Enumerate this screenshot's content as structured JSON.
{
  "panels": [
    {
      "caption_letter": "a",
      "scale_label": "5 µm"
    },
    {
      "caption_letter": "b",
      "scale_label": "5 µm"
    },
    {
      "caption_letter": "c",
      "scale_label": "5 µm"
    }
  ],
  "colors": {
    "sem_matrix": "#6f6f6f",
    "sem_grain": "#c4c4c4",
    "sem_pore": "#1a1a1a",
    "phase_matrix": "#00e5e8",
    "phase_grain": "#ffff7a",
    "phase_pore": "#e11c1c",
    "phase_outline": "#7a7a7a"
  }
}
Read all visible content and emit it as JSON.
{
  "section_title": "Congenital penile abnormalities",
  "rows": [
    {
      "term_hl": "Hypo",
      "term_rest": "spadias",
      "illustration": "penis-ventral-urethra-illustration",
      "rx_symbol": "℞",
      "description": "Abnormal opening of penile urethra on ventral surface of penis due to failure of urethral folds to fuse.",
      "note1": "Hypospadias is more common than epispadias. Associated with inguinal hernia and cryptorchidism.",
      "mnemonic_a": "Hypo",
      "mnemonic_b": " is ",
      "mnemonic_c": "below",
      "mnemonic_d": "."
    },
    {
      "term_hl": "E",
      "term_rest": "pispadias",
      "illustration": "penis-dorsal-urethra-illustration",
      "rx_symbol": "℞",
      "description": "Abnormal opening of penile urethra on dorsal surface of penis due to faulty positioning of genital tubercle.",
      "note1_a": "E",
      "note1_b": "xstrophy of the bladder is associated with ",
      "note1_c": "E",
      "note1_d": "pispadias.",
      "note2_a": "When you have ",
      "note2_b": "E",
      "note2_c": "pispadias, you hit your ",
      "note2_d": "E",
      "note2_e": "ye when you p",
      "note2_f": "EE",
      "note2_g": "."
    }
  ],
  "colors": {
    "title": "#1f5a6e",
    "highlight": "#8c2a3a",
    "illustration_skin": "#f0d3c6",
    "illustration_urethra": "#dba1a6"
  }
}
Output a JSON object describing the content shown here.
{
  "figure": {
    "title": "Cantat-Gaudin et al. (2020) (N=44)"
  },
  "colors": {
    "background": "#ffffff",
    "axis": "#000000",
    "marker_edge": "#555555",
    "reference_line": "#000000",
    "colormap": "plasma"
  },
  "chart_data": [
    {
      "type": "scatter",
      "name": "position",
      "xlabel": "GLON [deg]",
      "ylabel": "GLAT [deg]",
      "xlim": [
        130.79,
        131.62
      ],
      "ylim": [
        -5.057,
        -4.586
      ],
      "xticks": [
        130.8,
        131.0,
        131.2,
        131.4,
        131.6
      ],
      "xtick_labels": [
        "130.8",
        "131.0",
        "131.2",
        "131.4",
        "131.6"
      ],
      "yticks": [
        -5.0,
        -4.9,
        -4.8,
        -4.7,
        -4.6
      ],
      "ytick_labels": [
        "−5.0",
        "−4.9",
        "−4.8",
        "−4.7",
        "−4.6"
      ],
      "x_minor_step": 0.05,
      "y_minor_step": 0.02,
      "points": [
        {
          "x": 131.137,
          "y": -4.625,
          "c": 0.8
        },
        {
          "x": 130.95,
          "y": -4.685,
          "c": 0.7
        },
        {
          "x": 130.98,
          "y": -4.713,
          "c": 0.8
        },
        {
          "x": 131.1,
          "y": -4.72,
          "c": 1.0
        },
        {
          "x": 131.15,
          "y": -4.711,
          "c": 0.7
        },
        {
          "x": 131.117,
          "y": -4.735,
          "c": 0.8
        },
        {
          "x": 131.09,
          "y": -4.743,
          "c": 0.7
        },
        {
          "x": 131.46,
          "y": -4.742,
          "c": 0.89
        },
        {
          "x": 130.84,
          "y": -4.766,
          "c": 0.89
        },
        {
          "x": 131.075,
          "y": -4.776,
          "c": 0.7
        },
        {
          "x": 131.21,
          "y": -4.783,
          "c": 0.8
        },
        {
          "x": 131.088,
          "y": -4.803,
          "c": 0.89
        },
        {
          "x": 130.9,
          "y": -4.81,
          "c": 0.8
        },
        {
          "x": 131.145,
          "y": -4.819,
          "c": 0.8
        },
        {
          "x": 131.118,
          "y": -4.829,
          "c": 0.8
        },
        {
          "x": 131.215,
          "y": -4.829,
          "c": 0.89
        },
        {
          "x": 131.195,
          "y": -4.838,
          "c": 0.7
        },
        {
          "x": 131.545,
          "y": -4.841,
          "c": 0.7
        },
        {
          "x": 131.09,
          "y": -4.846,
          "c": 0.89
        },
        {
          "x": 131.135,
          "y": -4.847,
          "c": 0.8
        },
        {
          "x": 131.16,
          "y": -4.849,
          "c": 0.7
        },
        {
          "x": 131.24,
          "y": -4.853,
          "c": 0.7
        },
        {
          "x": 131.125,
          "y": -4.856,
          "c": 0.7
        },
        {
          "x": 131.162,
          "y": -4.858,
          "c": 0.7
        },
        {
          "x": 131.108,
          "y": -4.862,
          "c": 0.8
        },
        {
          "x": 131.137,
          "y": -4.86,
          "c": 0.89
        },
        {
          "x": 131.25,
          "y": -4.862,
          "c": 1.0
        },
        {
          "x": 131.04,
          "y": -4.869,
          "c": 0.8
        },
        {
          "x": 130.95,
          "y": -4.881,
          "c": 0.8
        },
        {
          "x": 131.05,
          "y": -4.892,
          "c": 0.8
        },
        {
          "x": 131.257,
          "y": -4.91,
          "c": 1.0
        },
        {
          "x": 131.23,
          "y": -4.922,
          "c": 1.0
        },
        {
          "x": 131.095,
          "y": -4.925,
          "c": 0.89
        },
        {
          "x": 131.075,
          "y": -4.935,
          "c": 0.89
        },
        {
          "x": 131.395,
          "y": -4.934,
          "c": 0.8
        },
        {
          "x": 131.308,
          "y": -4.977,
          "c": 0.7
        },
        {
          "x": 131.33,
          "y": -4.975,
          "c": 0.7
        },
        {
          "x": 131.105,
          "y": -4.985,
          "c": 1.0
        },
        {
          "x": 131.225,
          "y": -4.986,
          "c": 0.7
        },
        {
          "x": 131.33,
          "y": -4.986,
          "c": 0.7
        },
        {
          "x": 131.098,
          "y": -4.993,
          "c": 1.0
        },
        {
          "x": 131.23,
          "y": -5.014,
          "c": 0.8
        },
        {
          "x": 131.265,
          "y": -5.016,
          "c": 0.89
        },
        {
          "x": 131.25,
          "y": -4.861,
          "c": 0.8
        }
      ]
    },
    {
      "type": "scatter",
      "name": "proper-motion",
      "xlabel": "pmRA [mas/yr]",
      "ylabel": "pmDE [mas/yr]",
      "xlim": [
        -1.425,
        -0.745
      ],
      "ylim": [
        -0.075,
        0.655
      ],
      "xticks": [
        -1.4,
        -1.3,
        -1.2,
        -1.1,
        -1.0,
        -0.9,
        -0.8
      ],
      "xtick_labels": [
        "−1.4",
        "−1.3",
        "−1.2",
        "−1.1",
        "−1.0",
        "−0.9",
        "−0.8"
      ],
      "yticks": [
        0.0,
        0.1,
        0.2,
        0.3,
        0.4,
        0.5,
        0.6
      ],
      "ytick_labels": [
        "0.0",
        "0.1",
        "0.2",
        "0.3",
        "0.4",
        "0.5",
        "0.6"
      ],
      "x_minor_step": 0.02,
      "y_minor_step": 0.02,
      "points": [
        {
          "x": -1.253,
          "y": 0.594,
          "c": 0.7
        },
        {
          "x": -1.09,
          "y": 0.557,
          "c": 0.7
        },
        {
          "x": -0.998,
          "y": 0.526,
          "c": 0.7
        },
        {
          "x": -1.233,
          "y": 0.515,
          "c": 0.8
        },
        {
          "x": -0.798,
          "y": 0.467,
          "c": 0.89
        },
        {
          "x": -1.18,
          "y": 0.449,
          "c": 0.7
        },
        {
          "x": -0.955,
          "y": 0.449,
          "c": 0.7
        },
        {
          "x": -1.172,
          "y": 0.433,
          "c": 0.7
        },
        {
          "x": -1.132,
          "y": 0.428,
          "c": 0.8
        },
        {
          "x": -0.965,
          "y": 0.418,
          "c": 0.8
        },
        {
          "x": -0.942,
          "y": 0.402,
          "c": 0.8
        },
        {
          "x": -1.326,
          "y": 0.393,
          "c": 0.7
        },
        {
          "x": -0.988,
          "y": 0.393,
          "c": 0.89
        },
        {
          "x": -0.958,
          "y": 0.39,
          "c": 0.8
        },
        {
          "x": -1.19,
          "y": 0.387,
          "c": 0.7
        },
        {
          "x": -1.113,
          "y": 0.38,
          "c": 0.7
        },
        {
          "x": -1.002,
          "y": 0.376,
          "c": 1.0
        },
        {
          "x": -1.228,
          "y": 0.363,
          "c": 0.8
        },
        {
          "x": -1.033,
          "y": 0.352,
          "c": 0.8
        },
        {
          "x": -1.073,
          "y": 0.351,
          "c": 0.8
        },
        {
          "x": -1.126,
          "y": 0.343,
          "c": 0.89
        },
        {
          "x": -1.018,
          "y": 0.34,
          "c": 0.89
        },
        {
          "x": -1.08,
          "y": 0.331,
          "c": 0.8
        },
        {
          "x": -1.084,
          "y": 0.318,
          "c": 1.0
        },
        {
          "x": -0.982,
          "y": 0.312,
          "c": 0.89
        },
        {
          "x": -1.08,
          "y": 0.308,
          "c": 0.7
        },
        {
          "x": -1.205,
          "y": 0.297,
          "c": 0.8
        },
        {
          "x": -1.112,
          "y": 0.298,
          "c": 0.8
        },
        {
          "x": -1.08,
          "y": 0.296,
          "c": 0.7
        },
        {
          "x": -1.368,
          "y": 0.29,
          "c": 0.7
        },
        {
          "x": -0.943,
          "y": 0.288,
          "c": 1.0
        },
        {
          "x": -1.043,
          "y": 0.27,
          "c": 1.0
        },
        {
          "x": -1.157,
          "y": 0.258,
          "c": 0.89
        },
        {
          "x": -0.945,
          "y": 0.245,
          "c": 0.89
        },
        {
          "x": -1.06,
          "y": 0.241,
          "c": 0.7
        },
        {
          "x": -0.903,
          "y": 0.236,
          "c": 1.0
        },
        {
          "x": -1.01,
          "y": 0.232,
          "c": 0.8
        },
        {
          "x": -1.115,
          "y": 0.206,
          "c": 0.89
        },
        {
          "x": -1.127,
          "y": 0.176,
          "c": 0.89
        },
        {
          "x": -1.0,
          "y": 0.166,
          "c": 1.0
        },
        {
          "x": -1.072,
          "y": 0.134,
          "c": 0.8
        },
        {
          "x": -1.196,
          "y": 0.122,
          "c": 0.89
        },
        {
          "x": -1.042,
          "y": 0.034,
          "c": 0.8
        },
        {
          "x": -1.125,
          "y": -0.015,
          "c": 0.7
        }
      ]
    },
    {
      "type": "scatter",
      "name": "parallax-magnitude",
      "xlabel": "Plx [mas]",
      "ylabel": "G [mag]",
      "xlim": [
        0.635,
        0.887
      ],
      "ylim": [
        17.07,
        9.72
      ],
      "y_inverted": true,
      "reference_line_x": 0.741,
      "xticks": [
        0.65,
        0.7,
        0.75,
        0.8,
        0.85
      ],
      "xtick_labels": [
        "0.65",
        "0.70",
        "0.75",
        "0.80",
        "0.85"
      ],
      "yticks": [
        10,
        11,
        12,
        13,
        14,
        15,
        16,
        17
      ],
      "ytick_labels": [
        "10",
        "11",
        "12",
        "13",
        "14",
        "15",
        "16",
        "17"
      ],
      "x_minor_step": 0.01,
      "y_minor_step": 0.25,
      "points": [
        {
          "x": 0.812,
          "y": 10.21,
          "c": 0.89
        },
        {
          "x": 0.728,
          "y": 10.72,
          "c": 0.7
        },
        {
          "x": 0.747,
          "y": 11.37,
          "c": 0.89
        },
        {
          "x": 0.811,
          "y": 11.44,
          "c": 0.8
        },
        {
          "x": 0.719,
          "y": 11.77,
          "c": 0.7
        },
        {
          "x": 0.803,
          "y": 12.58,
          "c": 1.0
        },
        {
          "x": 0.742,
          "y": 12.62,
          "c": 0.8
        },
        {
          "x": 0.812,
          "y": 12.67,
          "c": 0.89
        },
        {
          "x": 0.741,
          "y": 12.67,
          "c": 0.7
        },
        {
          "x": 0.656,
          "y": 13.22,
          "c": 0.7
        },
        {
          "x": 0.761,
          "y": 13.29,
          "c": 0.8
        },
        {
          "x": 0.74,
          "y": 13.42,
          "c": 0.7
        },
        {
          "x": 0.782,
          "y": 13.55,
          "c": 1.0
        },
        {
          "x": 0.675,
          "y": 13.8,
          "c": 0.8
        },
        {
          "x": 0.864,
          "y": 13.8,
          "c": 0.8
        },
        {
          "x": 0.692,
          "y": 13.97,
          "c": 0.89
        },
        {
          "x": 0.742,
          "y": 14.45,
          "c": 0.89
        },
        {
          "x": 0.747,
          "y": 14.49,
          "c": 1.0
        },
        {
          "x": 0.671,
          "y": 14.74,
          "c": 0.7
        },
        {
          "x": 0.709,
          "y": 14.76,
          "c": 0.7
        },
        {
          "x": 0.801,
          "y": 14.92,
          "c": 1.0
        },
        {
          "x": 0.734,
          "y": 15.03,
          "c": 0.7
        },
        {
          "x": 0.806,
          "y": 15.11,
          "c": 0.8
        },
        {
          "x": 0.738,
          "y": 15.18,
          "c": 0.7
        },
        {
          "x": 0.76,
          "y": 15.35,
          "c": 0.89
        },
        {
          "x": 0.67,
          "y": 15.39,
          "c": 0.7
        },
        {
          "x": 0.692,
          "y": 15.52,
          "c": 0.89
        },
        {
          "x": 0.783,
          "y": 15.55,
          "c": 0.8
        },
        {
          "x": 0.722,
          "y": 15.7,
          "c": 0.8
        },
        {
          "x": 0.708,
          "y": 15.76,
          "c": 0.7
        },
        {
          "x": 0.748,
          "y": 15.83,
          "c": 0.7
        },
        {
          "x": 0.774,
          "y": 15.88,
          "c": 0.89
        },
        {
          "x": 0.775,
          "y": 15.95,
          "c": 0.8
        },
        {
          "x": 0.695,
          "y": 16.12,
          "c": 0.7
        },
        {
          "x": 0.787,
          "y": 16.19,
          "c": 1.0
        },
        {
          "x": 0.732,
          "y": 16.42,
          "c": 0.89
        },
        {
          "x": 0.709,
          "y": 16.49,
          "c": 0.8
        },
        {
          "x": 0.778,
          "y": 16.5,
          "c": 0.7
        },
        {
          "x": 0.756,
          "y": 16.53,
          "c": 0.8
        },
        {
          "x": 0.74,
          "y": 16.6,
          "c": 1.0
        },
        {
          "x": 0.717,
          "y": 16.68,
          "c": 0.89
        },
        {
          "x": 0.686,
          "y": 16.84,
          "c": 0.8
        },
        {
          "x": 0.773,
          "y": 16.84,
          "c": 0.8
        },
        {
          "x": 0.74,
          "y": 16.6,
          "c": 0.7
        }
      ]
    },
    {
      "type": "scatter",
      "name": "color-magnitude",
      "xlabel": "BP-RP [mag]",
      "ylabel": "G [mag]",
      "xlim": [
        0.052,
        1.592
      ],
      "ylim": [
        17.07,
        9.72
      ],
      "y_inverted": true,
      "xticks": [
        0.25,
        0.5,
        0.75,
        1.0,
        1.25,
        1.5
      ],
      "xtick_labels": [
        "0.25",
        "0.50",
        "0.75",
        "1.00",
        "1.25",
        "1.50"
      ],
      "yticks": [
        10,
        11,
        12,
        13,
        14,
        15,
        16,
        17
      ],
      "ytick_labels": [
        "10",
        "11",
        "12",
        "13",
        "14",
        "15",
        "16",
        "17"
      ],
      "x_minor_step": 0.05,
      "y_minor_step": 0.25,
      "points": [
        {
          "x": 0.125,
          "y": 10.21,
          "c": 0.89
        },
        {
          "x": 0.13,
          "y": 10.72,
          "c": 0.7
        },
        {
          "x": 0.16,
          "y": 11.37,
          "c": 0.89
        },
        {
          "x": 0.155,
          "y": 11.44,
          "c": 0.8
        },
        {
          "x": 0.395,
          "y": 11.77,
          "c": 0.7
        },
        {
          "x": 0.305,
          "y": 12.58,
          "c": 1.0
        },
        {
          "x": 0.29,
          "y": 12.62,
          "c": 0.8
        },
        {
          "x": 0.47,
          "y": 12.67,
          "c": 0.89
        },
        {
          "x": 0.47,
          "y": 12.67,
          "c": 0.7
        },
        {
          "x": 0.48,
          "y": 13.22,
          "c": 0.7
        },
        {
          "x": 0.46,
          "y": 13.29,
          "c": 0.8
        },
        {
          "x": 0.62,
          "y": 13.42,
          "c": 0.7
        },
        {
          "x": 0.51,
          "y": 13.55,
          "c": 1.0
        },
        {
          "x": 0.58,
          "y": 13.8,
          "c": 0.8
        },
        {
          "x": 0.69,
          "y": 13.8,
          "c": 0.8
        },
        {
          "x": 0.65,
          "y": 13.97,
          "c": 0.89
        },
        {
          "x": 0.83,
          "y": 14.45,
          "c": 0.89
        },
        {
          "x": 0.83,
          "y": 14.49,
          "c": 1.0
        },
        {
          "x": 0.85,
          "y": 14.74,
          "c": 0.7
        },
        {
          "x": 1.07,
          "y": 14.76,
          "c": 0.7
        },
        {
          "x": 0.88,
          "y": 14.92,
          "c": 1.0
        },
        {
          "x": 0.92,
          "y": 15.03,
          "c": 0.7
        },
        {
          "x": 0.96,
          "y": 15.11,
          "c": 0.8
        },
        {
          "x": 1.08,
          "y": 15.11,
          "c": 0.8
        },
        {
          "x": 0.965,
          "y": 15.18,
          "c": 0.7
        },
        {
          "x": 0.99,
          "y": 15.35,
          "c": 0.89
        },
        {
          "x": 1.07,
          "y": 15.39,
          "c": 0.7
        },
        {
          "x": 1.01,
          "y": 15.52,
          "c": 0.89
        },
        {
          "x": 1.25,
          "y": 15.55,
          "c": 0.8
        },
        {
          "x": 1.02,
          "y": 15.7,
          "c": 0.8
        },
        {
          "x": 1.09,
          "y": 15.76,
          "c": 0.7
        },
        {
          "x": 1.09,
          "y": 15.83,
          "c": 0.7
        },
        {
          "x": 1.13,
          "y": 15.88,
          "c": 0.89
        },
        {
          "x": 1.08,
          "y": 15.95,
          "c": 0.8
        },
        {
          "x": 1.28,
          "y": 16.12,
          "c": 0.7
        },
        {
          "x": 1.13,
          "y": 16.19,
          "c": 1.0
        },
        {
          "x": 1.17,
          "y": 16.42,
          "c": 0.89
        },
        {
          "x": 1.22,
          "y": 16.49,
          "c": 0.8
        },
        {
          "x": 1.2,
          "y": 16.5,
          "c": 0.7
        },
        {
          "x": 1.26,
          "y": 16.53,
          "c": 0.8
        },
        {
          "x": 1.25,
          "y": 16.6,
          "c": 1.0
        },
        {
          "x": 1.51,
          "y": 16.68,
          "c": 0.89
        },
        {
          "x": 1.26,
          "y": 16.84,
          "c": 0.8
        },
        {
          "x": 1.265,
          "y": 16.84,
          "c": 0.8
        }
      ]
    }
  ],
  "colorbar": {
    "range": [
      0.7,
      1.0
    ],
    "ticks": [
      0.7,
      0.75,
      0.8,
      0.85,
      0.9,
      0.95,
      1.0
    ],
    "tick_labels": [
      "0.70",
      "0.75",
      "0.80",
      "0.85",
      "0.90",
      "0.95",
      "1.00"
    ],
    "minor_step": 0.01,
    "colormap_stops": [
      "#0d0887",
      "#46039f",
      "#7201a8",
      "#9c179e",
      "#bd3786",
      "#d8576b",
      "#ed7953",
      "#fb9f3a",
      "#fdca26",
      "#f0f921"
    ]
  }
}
* * * * * * * * *
Required task: Which lines include the word "content"? List them all.

Worked solution:
Enumerate this screenshot's content as structured JSON.
Read all visible content and emit it as JSON.
Output a JSON object describing the content shown here.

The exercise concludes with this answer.